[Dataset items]
-- begin --
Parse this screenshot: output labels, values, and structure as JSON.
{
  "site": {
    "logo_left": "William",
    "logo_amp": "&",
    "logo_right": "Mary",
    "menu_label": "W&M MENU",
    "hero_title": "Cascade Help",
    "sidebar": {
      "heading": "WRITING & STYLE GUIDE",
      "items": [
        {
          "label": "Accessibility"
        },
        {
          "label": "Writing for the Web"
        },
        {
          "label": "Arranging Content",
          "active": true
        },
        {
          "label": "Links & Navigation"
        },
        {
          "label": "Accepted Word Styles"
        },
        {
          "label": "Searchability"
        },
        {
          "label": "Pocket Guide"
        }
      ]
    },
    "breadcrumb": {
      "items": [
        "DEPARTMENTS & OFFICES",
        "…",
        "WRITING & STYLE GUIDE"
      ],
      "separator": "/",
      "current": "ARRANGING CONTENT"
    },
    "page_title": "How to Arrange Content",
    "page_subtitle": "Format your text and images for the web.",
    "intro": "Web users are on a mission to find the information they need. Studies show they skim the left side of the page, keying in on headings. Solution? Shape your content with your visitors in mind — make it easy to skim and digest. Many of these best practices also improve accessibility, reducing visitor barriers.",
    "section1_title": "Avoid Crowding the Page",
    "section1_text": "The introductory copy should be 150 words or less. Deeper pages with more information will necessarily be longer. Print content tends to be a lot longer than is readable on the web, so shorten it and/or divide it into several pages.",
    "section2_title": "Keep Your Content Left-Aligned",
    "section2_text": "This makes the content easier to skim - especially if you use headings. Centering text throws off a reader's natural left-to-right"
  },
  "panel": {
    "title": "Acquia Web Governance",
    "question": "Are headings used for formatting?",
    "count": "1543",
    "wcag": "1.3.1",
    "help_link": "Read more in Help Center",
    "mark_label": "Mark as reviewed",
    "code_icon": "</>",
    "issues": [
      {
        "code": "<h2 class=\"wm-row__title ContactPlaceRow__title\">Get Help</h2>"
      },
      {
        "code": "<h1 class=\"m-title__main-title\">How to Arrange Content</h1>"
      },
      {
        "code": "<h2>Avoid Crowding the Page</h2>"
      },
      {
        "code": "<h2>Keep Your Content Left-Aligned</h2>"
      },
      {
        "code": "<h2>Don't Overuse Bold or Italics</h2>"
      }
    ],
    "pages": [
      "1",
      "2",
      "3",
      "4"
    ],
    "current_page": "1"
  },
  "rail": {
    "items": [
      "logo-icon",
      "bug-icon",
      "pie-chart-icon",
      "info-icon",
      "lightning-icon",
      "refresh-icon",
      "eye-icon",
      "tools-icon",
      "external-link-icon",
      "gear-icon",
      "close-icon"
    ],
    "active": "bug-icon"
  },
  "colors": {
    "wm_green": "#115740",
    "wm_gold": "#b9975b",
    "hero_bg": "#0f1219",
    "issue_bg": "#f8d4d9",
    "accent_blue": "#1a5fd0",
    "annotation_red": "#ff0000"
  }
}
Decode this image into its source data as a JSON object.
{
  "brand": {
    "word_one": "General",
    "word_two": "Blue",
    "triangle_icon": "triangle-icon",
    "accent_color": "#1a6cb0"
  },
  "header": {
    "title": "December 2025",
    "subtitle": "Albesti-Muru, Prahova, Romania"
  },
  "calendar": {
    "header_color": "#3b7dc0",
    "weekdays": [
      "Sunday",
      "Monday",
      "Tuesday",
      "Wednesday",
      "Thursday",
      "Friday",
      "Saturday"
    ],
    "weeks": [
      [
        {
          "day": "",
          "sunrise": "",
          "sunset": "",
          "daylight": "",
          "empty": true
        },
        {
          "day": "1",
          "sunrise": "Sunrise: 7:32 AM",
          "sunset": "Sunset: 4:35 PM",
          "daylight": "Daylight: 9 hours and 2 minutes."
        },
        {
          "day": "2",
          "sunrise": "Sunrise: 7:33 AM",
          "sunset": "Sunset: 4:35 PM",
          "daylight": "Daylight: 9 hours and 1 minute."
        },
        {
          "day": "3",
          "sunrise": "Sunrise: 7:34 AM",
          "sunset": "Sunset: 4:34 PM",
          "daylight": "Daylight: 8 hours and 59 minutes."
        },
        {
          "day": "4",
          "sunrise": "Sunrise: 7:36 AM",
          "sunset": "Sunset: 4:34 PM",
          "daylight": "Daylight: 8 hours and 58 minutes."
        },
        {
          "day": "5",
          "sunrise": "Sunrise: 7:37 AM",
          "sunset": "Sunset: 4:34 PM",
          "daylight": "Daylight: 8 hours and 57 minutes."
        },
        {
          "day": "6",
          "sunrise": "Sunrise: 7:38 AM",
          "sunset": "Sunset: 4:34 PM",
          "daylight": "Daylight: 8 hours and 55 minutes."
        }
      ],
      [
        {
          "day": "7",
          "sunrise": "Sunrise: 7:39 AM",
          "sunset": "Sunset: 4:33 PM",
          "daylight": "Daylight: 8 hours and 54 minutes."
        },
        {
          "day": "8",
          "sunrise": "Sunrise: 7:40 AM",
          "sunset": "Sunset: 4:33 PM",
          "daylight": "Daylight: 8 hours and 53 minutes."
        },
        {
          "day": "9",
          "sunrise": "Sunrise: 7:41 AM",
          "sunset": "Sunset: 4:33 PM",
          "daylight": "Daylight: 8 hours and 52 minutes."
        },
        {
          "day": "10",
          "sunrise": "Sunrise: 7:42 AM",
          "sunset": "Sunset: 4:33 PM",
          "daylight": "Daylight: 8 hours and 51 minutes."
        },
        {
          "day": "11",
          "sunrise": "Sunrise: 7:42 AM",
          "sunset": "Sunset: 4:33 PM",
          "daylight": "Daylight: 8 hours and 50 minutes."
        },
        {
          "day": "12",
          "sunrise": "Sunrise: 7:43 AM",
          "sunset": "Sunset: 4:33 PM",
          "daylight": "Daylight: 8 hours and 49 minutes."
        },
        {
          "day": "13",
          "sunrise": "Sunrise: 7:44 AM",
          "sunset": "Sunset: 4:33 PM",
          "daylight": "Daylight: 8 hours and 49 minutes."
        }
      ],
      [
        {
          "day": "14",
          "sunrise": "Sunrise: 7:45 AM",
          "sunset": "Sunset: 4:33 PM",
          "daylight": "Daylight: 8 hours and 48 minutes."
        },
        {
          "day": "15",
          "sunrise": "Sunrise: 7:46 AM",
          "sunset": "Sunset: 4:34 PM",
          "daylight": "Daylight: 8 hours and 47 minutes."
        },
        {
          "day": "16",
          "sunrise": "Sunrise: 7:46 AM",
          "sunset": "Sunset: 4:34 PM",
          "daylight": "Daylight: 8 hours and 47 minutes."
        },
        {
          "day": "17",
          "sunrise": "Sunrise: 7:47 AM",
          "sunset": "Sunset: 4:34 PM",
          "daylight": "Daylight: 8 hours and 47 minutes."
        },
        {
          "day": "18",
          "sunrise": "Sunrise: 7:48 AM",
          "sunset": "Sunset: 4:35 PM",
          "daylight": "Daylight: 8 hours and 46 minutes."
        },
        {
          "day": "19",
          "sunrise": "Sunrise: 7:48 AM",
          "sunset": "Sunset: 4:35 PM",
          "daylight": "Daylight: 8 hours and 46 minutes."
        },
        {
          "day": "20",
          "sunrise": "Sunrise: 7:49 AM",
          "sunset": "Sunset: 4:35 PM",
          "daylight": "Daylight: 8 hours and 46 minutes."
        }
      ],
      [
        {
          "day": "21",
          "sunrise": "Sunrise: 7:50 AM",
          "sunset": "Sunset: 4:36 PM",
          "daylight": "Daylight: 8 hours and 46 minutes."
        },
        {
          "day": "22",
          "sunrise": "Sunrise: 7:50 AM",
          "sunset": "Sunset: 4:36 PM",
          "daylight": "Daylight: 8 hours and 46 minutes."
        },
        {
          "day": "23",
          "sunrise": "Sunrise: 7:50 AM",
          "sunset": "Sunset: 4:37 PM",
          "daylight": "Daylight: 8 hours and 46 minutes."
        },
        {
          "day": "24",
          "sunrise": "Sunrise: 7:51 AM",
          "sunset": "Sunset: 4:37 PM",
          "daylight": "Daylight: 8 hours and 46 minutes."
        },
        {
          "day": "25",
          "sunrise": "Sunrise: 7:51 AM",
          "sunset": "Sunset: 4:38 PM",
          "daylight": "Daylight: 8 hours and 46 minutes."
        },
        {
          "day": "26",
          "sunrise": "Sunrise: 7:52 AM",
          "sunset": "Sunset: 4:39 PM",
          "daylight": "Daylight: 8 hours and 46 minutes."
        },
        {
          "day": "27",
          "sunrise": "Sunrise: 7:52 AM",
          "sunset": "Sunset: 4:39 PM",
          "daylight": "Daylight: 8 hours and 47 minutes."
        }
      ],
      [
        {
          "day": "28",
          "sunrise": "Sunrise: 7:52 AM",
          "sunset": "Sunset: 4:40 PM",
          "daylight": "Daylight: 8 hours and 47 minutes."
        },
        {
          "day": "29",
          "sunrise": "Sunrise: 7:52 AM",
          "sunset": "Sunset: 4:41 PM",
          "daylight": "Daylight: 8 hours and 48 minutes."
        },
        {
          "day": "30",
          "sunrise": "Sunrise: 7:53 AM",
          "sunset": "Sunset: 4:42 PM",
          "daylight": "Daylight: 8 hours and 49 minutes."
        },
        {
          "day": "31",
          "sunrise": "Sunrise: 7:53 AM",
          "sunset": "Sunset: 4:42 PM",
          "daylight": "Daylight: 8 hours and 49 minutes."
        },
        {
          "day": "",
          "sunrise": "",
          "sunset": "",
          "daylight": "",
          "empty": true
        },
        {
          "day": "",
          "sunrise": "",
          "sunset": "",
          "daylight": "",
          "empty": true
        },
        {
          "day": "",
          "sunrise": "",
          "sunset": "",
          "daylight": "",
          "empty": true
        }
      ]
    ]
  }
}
-- end --
From the listing above, find the number of lines with the word "Arrange" in them. Answer with the number only.

- **Solution to this exercise**: 2